- Page text -
────
ED 410084-RT; ED410230-RO

                                  STATE OF NEW YORK
                            OFFICE OF RENT ADMINISTRATION
                                     GERTZ PLAZA
                               92-31 UNION HALL STREET
                              JAMAICA, NEW YORK   11433

          APPEALS OF                            DOCKET NOS.: ED 410084-RT; 
                                                             ED 410230-RO

                  BRUCE MEISEL, TENANT           DRO DOCKET NO.: ZAH-410126-R      


                               ADMINISTRATIVE REVIEW
                                        IN PART

           On April 12 and April 2, 1990 the above-named petitioner-tenant and 
           petitioner-owner filed Petitions for Administrative Review against 
           an order issued on March 16, 1990 by the Rent Administrator, 92-31 
           Union Hall Street, Jamaica, New York concerning the housing 
           accommodations known as 952 Fifth Avenue, New York, New York, 
           Apartment No. 6B wherein the Rent Administrator determined that the 
           owner had overcharged the tenant.

           As these appeals involve common grounds of law and fact, they are 
           herein merged and decided in one order and opinion.

           The Administrative Appeals are being determined pursuant to the 
           provisions of Sections 2522.4(a) and 2526.1 of the Rent 
           Stabilization Code.

           The issue in these appeals is whether the Rent Administrator's 
           order was warranted.

           The Commissioner has reviewed all of the evidence in the record and 
           has carefully considered that portion of the record relevant to the 
           issue raised by the administrative appeals.
           This proceeding was originally commenced by the filing in August, 
           1986 of a rent overcharge complaint by the tenant, who stated that 

          ED 410084-RT; ED410230-RO

           he had commenced occupancy on July 1, 1986 at a rent of $2,200.00 
           per month, and that the rent on March 31, 1980 was $850.00.

           In answer to the tenant's complaint, the owner stated in substance 
           that the subject apartment had been substantially renovated, to the 
           extent that it was not in the same form that it had been on the 
           base date, at a total cost of $10,701.73.  The owner submitted 
           cancelled checks totalling that amount, and bills for a lesser 
           amount, for new equipment and work in the apartment; a March 28, 
           1988 letter from Bau Contracting Corporation stating that $7,850.00 
           had been spent to "materially " and "substantially" enlarge the 
           apartment; an October 17, 1989 letter from Bau Contracting stating 
           that "[i]n demolishing partitions, the westerly one was relocated, 
           resulting in a second bedroom for the adjacent Apartment 6-C at 952 
           Fifth Avenue"; and a copy of a floor plan allegedly showing a 
           change in the size of the subject apartment.  The plan consisted of 
           a portion of a plan sheet.  It did not contain a title block 
           describing what the sheet was or giving an address, apartment 
           number or date.  The page contained a symbol of short parallel 
           lines within long parallel lines signifying a wall.  While this 
           appears to signify the addition of walls, there are no symbols or 
           lines to indicate the removal of any walls.  The only notes on the 
           page describing work to be done concern toilet ventilation.
────
- Information supplied -
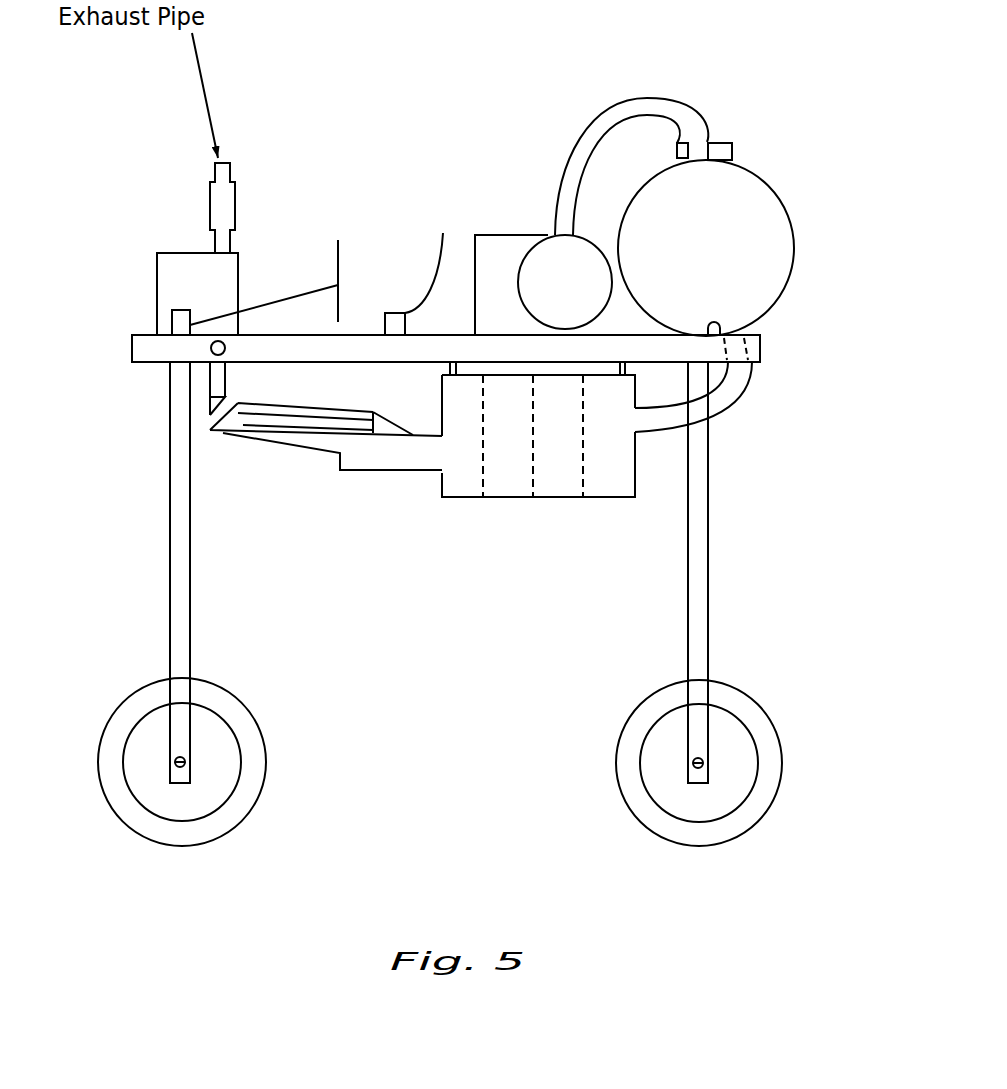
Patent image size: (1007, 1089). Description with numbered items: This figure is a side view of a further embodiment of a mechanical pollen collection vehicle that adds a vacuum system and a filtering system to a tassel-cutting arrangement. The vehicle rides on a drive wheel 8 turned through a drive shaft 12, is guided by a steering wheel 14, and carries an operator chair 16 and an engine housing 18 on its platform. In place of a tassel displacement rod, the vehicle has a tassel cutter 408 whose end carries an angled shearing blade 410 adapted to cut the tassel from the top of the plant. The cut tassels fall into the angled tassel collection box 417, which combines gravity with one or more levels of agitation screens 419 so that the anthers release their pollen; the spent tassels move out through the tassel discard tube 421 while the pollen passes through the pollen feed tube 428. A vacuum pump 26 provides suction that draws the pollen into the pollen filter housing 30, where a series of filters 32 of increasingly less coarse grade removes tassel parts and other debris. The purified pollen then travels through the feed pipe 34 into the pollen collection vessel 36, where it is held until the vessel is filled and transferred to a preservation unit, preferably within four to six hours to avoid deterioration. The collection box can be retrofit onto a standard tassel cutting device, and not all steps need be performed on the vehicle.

The drive wheel 8 is at (237, 823).
The drive shaft 12 is at (173, 645).
The steering wheel 14 is at (302, 293).
The operator chair 16 is at (430, 283).
The engine housing 18 is at (185, 252).
The vacuum pump 26 is at (560, 255).
The pollen filter housing 30 is at (628, 468).
The filters 32 is at (633, 538).
The feed pipe 34 is at (727, 397).
The pollen collection vessel 36 is at (763, 218).
The tassel cutter 408 is at (205, 392).
The shearing blade 410 is at (200, 413).
The tassel collection box 417 is at (227, 437).
The agitation screens 419 is at (323, 432).
The tassel discard tube 421 is at (390, 427).
The pollen feed tube 428 is at (403, 468).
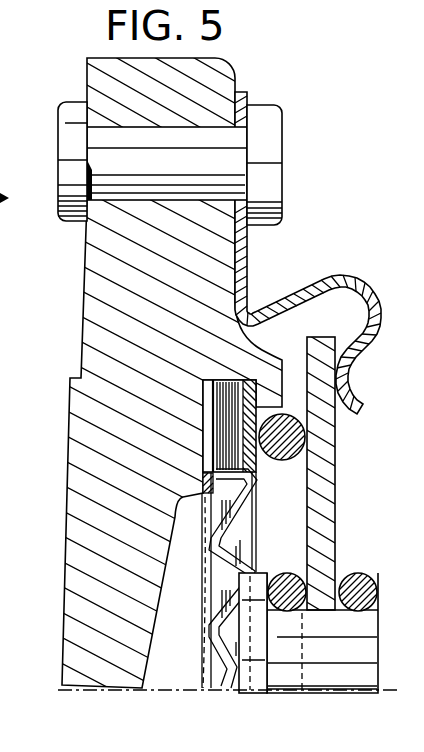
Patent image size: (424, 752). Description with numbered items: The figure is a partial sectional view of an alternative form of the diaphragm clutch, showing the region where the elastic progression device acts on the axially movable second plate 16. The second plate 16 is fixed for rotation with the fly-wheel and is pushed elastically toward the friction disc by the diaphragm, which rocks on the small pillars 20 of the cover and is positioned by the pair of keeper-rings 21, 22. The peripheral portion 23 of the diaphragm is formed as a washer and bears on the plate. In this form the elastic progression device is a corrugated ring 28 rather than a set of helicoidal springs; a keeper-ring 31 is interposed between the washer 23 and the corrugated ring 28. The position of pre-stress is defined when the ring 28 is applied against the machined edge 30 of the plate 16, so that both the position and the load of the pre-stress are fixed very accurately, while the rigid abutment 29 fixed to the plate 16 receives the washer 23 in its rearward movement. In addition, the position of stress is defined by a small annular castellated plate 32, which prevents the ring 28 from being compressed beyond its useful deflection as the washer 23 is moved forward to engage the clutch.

The second plate 16 is at (83, 272).
The small pillars 20 is at (357, 651).
The keeper-ring 21 is at (288, 574).
The keeper-ring 22 is at (363, 576).
The peripheral portion 23 is at (323, 498).
The corrugated ring 28 is at (213, 590).
The rigid abutment 29 is at (348, 387).
The edge 30 is at (238, 388).
The keeper-ring 31 is at (292, 440).
The annular castellated plate 32 is at (203, 495).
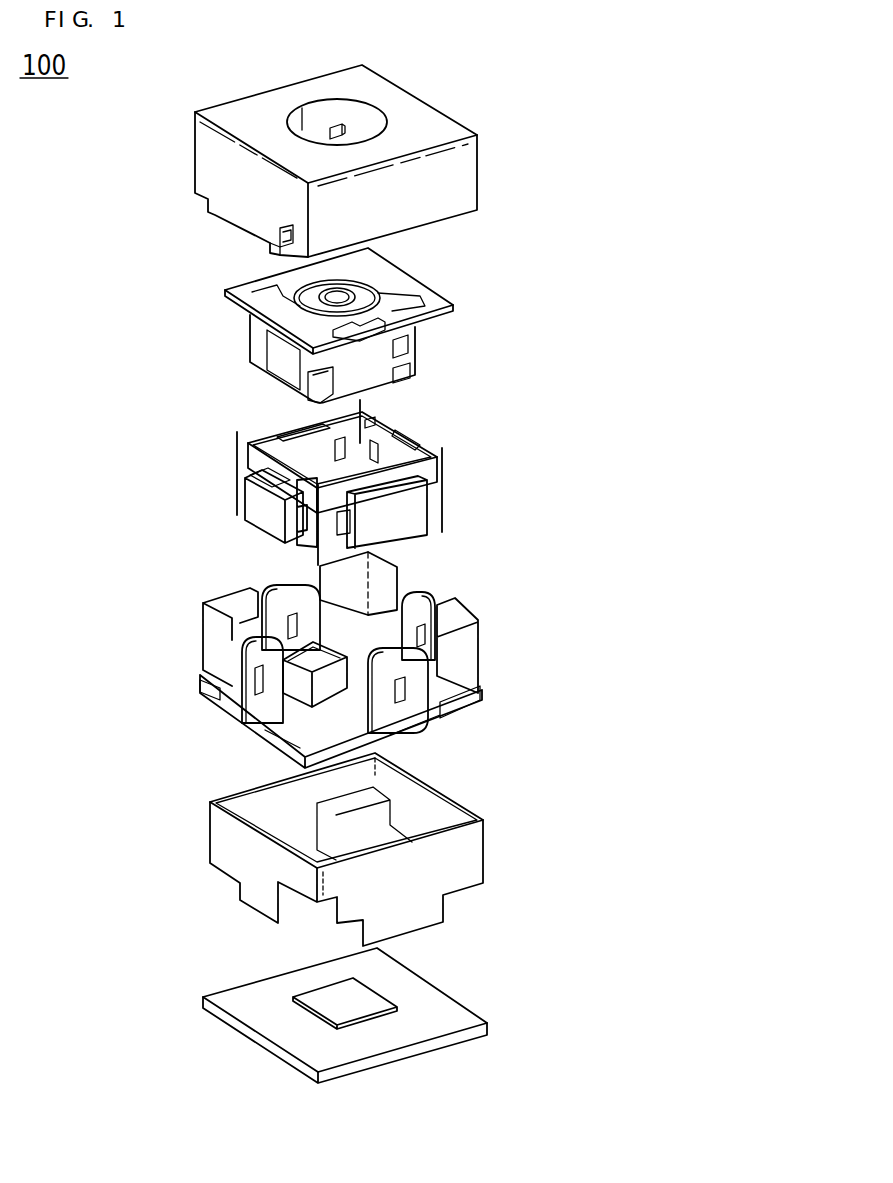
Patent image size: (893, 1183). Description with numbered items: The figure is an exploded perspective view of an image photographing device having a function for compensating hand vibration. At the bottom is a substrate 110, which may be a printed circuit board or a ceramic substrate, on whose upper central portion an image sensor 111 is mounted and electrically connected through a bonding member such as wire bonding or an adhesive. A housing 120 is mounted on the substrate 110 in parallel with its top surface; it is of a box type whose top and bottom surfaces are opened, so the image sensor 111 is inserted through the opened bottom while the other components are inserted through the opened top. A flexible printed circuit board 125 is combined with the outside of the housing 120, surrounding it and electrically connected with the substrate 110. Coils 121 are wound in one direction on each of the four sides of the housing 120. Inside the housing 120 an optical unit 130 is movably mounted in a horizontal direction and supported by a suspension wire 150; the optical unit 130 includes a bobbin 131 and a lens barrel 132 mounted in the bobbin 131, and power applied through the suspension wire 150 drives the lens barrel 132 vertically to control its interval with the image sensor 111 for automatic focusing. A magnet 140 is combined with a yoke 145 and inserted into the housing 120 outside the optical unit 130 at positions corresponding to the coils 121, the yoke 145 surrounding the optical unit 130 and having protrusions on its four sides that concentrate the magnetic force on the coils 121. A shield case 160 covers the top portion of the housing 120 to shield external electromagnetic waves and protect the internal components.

The substrate 110 is at (378, 1009).
The image sensor 111 is at (327, 992).
The housing 120 is at (382, 660).
The coils 121 is at (415, 682).
The flexible printed circuit board 125 is at (472, 861).
The optical unit 130 is at (376, 310).
The bobbin 131 is at (410, 273).
The lens barrel 132 is at (273, 292).
The magnet 140 is at (390, 528).
The yoke 145 is at (388, 452).
The suspension wire 150 is at (237, 455).
The shield case 160 is at (433, 113).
────
- Request A -
In the rent order, at what monthly rent did the tenant say he began occupancy on July 1, 1986?
- Request B -
Copy out word for word everything in the listing from the line containing "Patent image size: (424, 752)." down to the line containing "The second plate 16 is at (83, 272).", including both of those lines.

- Complete answer A -
$2,200.00 per month.

- Complete answer B -
Patent image size: (424, 752). Description with numbered items: The figure is a partial sectional view of an alternative form of the diaphragm clutch, showing the region where the elastic progression device acts on the axially movable second plate 16. The second plate 16 is fixed for rotation with the fly-wheel and is pushed elastically toward the friction disc by the diaphragm, which rocks on the small pillars 20 of the cover and is positioned by the pair of keeper-rings 21, 22. The peripheral portion 23 of the diaphragm is formed as a washer and bears on the plate. In this form the elastic progression device is a corrugated ring 28 rather than a set of helicoidal springs; a keeper-ring 31 is interposed between the washer 23 and the corrugated ring 28. The position of pre-stress is defined when the ring 28 is applied against the machined edge 30 of the plate 16, so that both the position and the load of the pre-stress are fixed very accurately, while the rigid abutment 29 fixed to the plate 16 receives the washer 23 in its rearward movement. In addition, the position of stress is defined by a small annular castellated plate 32, which prevents the ring 28 from being compressed beyond its useful deflection as the washer 23 is moved forward to engage the clutch.

The second plate 16 is at (83, 272).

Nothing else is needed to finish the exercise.